Blogging: sound off to the world for free

Have you ever had the urge to sound off or vent your joy, frustration, excitement, or indifference about some subject matter? Or had information you wanted to share with your friends and family that just couldn’t wait until the annual Christmas newsletter?  Well, rejoice, for blogging has arrived—and it can be as easy as typing an e-mail.
“Blogging” is the act of posting to a weblog (or ’blog in its shortened version). Weblogs are regularly-updated—or in many cases, not-so-regularly-updated—websites, usually created by individuals for the purpose of publishing . . . well, whatever they want.
The subject matter of ’blogs is as varied as the people who create them. There are political ’blogs, funny ’blogs, technical ’blogs, and personal ’blogs. Heck, somewhere out there, someone probably is blogging about virtually any topic you can think of.
The phenomenon of blogging is not really new. The very first ’blog also was the very first website, built by Tim Berners-Lee, the inventer of the World Wide Web. He originally used it to point to all the new sites as they came online.

GIVEN DATA –
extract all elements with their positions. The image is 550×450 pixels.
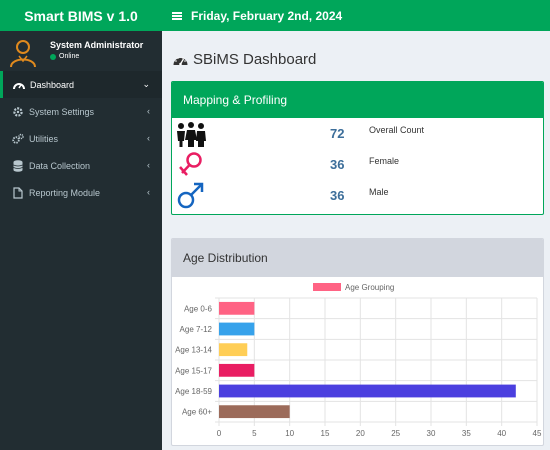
x-tick-label: 0: [217, 429, 222, 438]
bar-age-7-12: [219, 322, 255, 336]
age-distribution-panel: Age Distribution Age Grouping 0 5 10 15 20 25 3…: [171, 238, 544, 446]
chevron-left-icon: ‹: [147, 160, 150, 170]
sidebar-item-label: Data Collection: [29, 160, 91, 171]
gear-icon: [12, 106, 24, 118]
user-status: Online: [50, 53, 79, 60]
page-title-text: SBiMS Dashboard: [193, 51, 317, 68]
x-tick-label: 45: [533, 429, 542, 438]
y-tick-label: Age 7-12: [180, 325, 213, 334]
avatar: [10, 40, 36, 68]
y-tick-label: Age 60+: [182, 408, 212, 417]
sidebar: System Administrator Online Dashboard ⌄ …: [0, 31, 162, 450]
user-status-label: Online: [59, 53, 80, 60]
sidebar-item-data-collection[interactable]: Data Collection ‹: [0, 152, 162, 179]
top-header: Friday, February 2nd, 2024: [162, 0, 550, 31]
age-distribution-chart: Age Grouping 0 5 10 15 20 25 30 35 40 45 Age 0-6 Age…: [175, 283, 542, 438]
bar-age-13-14: [219, 343, 248, 357]
user-name: System Administrator: [50, 40, 144, 50]
sidebar-menu: Dashboard ⌄ System Settings ‹ Utilities …: [0, 71, 162, 206]
sidebar-item-label: Utilities: [29, 133, 59, 144]
stat-overall-count: 72 Overall Count: [172, 119, 543, 149]
stat-male: 36 Male: [172, 181, 543, 211]
legend-swatch: [313, 283, 341, 291]
male-icon: [177, 182, 204, 209]
header-date: Friday, February 2nd, 2024: [191, 8, 343, 23]
x-tick-label: 30: [427, 429, 436, 438]
sidebar-item-reporting-module[interactable]: Reporting Module ‹: [0, 179, 162, 206]
x-tick-label: 20: [356, 429, 365, 438]
app-title: Smart BIMS v 1.0: [24, 7, 138, 24]
panel-title: Mapping & Profiling: [183, 93, 288, 107]
x-tick-label: 40: [497, 429, 506, 438]
x-tick-label: 35: [462, 429, 471, 438]
stat-label: Overall Count: [369, 125, 425, 135]
bar-age-15-17: [219, 363, 255, 377]
female-icon: [179, 152, 202, 176]
stat-female: 36 Female: [172, 150, 543, 180]
y-tick-label: Age 18-59: [175, 387, 212, 396]
mapping-profiling-panel: Mapping & Profiling 72 Overall Count 36 …: [171, 81, 544, 215]
bar-age-0-6: [219, 301, 255, 315]
chevron-down-icon: ⌄: [142, 79, 150, 89]
dashboard-icon: [173, 57, 188, 66]
gears-icon: [12, 133, 24, 145]
legend-label: Age Grouping: [345, 283, 394, 292]
chevron-left-icon: ‹: [147, 106, 150, 116]
stat-label: Male: [369, 187, 389, 197]
user-panel: System Administrator Online: [0, 31, 162, 71]
y-tick-label: Age 15-17: [175, 366, 212, 375]
stat-value: 36: [330, 188, 345, 203]
x-tick-label: 5: [252, 429, 257, 438]
bar-age-60-: [219, 405, 290, 419]
stat-value: 36: [330, 157, 345, 172]
sidebar-item-label: System Settings: [29, 106, 95, 117]
panel-title: Age Distribution: [183, 251, 268, 265]
sidebar-item-label: Dashboard: [30, 79, 75, 90]
y-tick-label: Age 13-14: [175, 346, 212, 355]
y-tick-label: Age 0-6: [184, 304, 213, 313]
panel-heading: Mapping & Profiling: [172, 82, 543, 118]
bar-age-18-59: [219, 384, 516, 398]
menu-toggle-icon[interactable]: [172, 11, 182, 20]
app-brand[interactable]: Smart BIMS v 1.0: [0, 0, 162, 31]
x-tick-label: 15: [321, 429, 330, 438]
chevron-left-icon: ‹: [147, 187, 150, 197]
stat-value: 72: [330, 126, 345, 141]
dashboard-icon: [13, 79, 25, 91]
stat-label: Female: [369, 156, 400, 166]
sidebar-item-label: Reporting Module: [29, 187, 101, 198]
online-dot-icon: [50, 53, 56, 60]
sidebar-item-system-settings[interactable]: System Settings ‹: [0, 98, 162, 125]
x-tick-label: 10: [285, 429, 294, 438]
sidebar-item-dashboard[interactable]: Dashboard ⌄: [0, 71, 162, 98]
file-icon: [12, 186, 24, 199]
database-icon: [12, 159, 24, 172]
panel-heading: Age Distribution: [172, 239, 543, 277]
sidebar-item-utilities[interactable]: Utilities ‹: [0, 125, 162, 152]
x-tick-label: 25: [391, 429, 400, 438]
chevron-left-icon: ‹: [147, 133, 150, 143]
people-icon: [177, 122, 206, 147]
page-title: SBiMS Dashboard: [172, 51, 316, 68]
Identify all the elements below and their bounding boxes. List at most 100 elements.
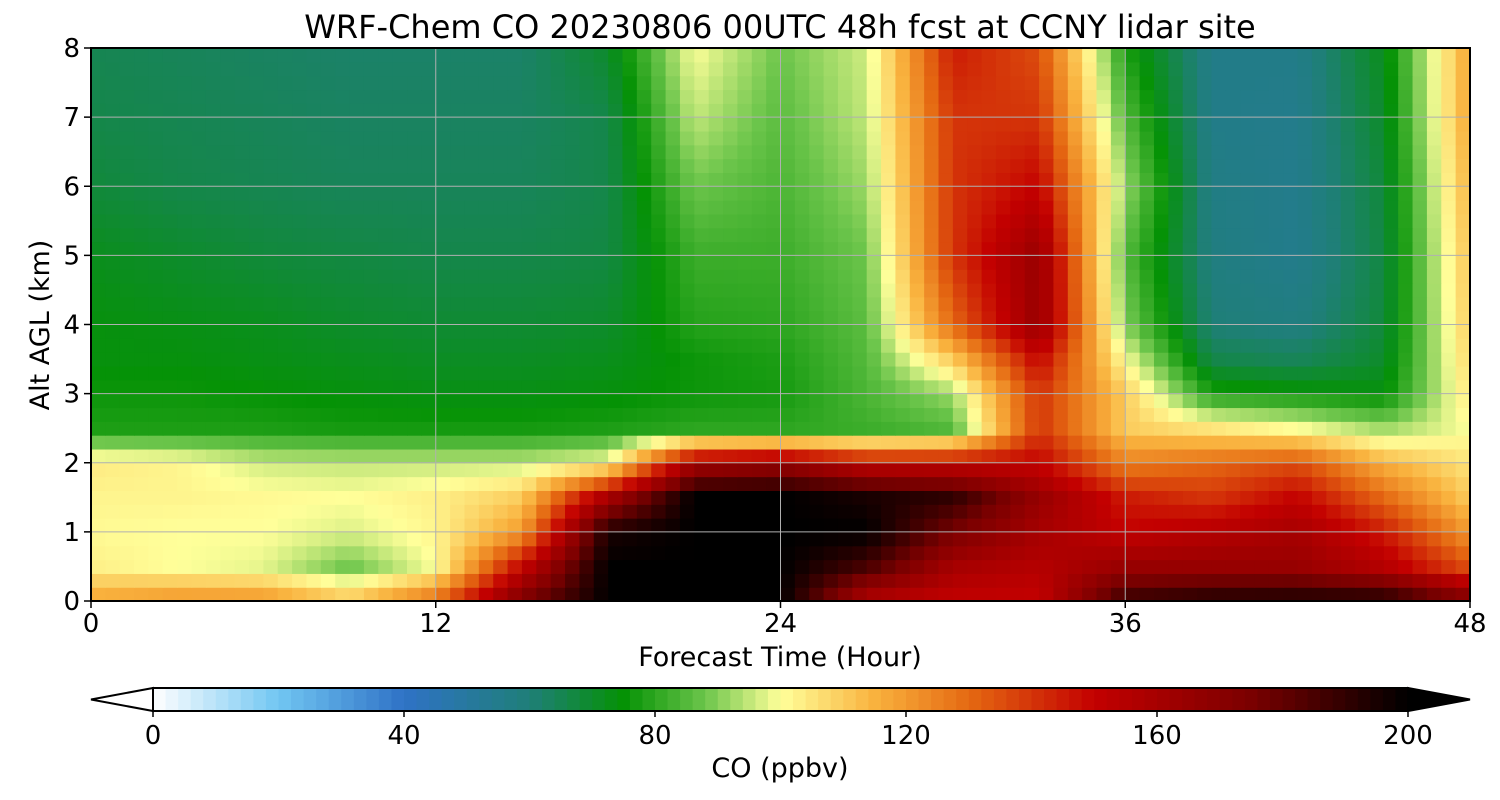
heatmap-cell (1153, 61, 1169, 77)
heatmap-cell (1355, 241, 1371, 256)
heatmap-cell (1426, 476, 1442, 491)
heatmap-cell (177, 448, 193, 464)
heatmap-cell (780, 241, 796, 256)
heatmap-cell (909, 448, 925, 464)
heatmap-cell (191, 144, 207, 160)
heatmap-cell (981, 559, 997, 574)
colorbar-swatch (491, 688, 505, 711)
heatmap-cell (1139, 213, 1155, 229)
heatmap-cell (1053, 352, 1069, 367)
heatmap-cell (1398, 310, 1414, 326)
heatmap-cell (1254, 310, 1270, 326)
heatmap-cell (1125, 531, 1141, 547)
heatmap-cell (1197, 531, 1213, 547)
heatmap-cell (924, 89, 940, 104)
heatmap-cell (1268, 255, 1284, 270)
heatmap-cell (1024, 504, 1040, 519)
heatmap-cell (837, 338, 853, 353)
heatmap-cell (1441, 435, 1457, 450)
heatmap-cell (1426, 573, 1442, 588)
heatmap-cell (636, 158, 652, 174)
heatmap-cell (521, 379, 537, 395)
heatmap-cell (1197, 379, 1213, 395)
heatmap-cell (823, 545, 839, 561)
heatmap-cell (981, 379, 997, 395)
heatmap-cell (952, 200, 968, 215)
heatmap-cell (1197, 241, 1213, 256)
heatmap-cell (1096, 103, 1112, 118)
heatmap-cell (1369, 296, 1385, 312)
heatmap-cell (1168, 435, 1184, 450)
heatmap-cell (823, 269, 839, 284)
heatmap-cell (493, 227, 509, 243)
heatmap-cell (162, 89, 178, 104)
heatmap-cell (694, 504, 710, 519)
heatmap-cell (1441, 393, 1457, 409)
heatmap-cell (119, 310, 135, 326)
heatmap-cell (579, 310, 595, 326)
heatmap-cell (981, 545, 997, 561)
heatmap-cell (1125, 158, 1141, 174)
heatmap-cell (91, 130, 106, 146)
heatmap-cell (636, 365, 652, 381)
heatmap-cell (1369, 213, 1385, 229)
heatmap-cell (766, 379, 782, 395)
heatmap-cell (794, 338, 810, 353)
heatmap-cell (1211, 393, 1227, 409)
heatmap-cell (450, 421, 466, 436)
heatmap-cell (1110, 89, 1126, 104)
heatmap-cell (593, 476, 609, 491)
heatmap-cell (263, 130, 279, 146)
heatmap-cell (536, 227, 552, 243)
heatmap-cell (837, 407, 853, 422)
heatmap-cell (478, 504, 494, 519)
heatmap-cell (1383, 117, 1399, 132)
heatmap-cell (134, 89, 150, 104)
colorbar-swatch (378, 688, 393, 711)
heatmap-cell (464, 117, 480, 132)
heatmap-cell (1326, 269, 1342, 284)
heatmap-cell (651, 338, 667, 353)
heatmap-cell (1340, 296, 1356, 312)
heatmap-cell (191, 352, 207, 367)
heatmap-cell (1139, 559, 1155, 574)
heatmap-cell (91, 61, 106, 77)
heatmap-cell (579, 103, 595, 118)
heatmap-cell (1455, 504, 1470, 519)
colorbar-swatch (843, 688, 857, 711)
heatmap-cell (220, 573, 236, 588)
heatmap-cell (593, 407, 609, 422)
heatmap-cell (852, 172, 868, 187)
heatmap-cell (478, 324, 494, 339)
heatmap-cell (507, 227, 523, 243)
heatmap-cell (909, 48, 925, 63)
heatmap-cell (1225, 255, 1241, 270)
heatmap-cell (1153, 48, 1169, 63)
heatmap-cell (895, 531, 911, 547)
heatmap-cell (1268, 518, 1284, 533)
heatmap-cell (881, 379, 897, 395)
heatmap-cell (1455, 435, 1470, 450)
heatmap-cell (1369, 255, 1385, 270)
heatmap-cell (622, 213, 638, 229)
heatmap-cell (134, 435, 150, 450)
heatmap-cell (1268, 365, 1284, 381)
heatmap-cell (191, 421, 207, 436)
heatmap-cell (105, 227, 121, 243)
heatmap-cell (866, 186, 882, 201)
heatmap-cell (349, 476, 365, 491)
heatmap-cell (895, 365, 911, 381)
heatmap-cell (306, 172, 322, 187)
heatmap-cell (794, 241, 810, 256)
heatmap-cell (1398, 103, 1414, 118)
heatmap-cell (392, 89, 408, 104)
heatmap-cell (392, 407, 408, 422)
heatmap-cell (1039, 531, 1055, 547)
heatmap-cell (866, 393, 882, 409)
heatmap-cell (622, 573, 638, 588)
heatmap-cell (521, 587, 537, 601)
heatmap-cell (694, 310, 710, 326)
heatmap-cell (1225, 130, 1241, 146)
heatmap-cell (234, 241, 250, 256)
heatmap-cell (694, 61, 710, 77)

GIVEN PROBLEM 1 – Render this sentence from the blogging article in Spanish: "The subject matter of ’blogs is as varied as the people who create them."
GIVEN PROBLEM 2 – Carry on the blogging article from its last sentence.
The rows were taken from a different source than the blogging article.

EXPECTED ANSWER 1 – La temática de los blogs es tan variada como las personas que los crean.

EXPECTED ANSWER 2 –
It is truly mind-boggling to think that, only 12 years ago, all the websites in the world could be documented on one page.
The concept of personal publishing of information really began to flourish in 1996 with early efforts by such digital pioneers as Dave Winer, one of the best-known bloggers, and Lawrence Lee, a web design guru.
Both of them still publish their weblogs almost a decade later. And now, they’re joined by hundreds of thousands of other weblogs—available for anyone to read.
Reading other people’s weblogs has a strange, almost voyeuristic, sense to it. They’re essentially online journals, which many people use as a recording of what’s happening in their lives, how they’re feeling, or what they did on a given day.
It is, in a sense, like you’ve stumbled across another person’s diary.
One of the funnier examples is the Naughty Milkmaid, written by a bored female dairy farmer whose marriage is falling apart. “I am sick of milking cows,” she writes in a typical entry. “The hours are long, the pay sucks, and the boss is a jerk.
“I am married to that jerk and have been for seven loooooong years. That is two years too long.”
Or you could choose to read The Rock And Roll Report, where the author collects bits and pieces of information about music bands and the music business.
For instance, I wouldn’t have known that Jim Cuddy of Blue Rodeo is starting “Rock Jocks,” a hockey team of Canadian rock-and-rollers who will play against a team of MPs next week in Ottawa.
They’ll teach those politicians all about slashing services.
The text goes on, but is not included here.